> AIM
Output each entry exactly; skip nothing.

>>>>>

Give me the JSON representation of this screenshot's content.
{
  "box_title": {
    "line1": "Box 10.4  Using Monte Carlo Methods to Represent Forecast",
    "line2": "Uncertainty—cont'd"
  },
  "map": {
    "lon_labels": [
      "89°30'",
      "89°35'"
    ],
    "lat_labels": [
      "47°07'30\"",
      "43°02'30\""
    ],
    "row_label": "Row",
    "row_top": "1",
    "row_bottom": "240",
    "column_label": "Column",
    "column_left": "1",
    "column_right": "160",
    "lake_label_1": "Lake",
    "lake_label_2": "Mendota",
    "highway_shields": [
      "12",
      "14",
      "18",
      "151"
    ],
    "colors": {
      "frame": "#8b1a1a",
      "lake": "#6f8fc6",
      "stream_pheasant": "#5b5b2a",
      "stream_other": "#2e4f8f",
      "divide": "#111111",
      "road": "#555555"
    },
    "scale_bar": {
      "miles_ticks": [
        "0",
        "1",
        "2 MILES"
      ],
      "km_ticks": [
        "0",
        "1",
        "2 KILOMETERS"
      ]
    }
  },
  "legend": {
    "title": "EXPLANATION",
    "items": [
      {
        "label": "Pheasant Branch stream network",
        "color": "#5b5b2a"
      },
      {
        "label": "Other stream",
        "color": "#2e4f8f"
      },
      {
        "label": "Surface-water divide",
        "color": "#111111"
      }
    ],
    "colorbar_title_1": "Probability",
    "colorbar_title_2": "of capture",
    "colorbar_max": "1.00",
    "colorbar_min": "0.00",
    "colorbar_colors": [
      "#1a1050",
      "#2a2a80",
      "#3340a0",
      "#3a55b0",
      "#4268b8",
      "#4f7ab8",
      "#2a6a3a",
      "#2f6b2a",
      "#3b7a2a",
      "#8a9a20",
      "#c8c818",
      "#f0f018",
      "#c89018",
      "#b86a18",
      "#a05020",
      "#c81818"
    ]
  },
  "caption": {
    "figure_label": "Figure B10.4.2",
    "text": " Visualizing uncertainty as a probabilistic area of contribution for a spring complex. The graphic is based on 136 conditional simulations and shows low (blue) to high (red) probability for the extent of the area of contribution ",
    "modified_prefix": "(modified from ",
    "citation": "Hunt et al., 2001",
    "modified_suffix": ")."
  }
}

<<<<<

> REPLY TO THE EXERCISE
Give me the JSON representation of this screenshot's content.
{
  "box_title": {
    "line1": "Box 10.4  Using Monte Carlo Methods to Represent Forecast",
    "line2": "Uncertainty—cont'd"
  },
  "map": {
    "lon_labels": [
      "89°30'",
      "89°35'"
    ],
    "lat_labels": [
      "47°07'30\"",
      "43°02'30\""
    ],
    "row_label": "Row",
    "row_top": "1",
    "row_bottom": "240",
    "column_label": "Column",
    "column_left": "1",
    "column_right": "160",
    "lake_label_1": "Lake",
    "lake_label_2": "Mendota",
    "highway_shields": [
      "12",
      "14",
      "18",
      "151"
    ],
    "colors": {
      "frame": "#8b1a1a",
      "lake": "#6f8fc6",
      "stream_pheasant": "#5b5b2a",
      "stream_other": "#2e4f8f",
      "divide": "#111111",
      "road": "#555555"
    },
    "scale_bar": {
      "miles_ticks": [
        "0",
        "1",
        "2 MILES"
      ],
      "km_ticks": [
        "0",
        "1",
        "2 KILOMETERS"
      ]
    }
  },
  "legend": {
    "title": "EXPLANATION",
    "items": [
      {
        "label": "Pheasant Branch stream network",
        "color": "#5b5b2a"
      },
      {
        "label": "Other stream",
        "color": "#2e4f8f"
      },
      {
        "label": "Surface-water divide",
        "color": "#111111"
      }
    ],
    "colorbar_title_1": "Probability",
    "colorbar_title_2": "of capture",
    "colorbar_max": "1.00",
    "colorbar_min": "0.00",
    "colorbar_colors": [
      "#1a1050",
      "#2a2a80",
      "#3340a0",
      "#3a55b0",
      "#4268b8",
      "#4f7ab8",
      "#2a6a3a",
      "#2f6b2a",
      "#3b7a2a",
      "#8a9a20",
      "#c8c818",
      "#f0f018",
      "#c89018",
      "#b86a18",
      "#a05020",
      "#c81818"
    ]
  },
  "caption": {
    "figure_label": "Figure B10.4.2",
    "text": " Visualizing uncertainty as a probabilistic area of contribution for a spring complex. The graphic is based on 136 conditional simulations and shows low (blue) to high (red) probability for the extent of the area of contribution ",
    "modified_prefix": "(modified from ",
    "citation": "Hunt et al., 2001",
    "modified_suffix": ")."
  }
}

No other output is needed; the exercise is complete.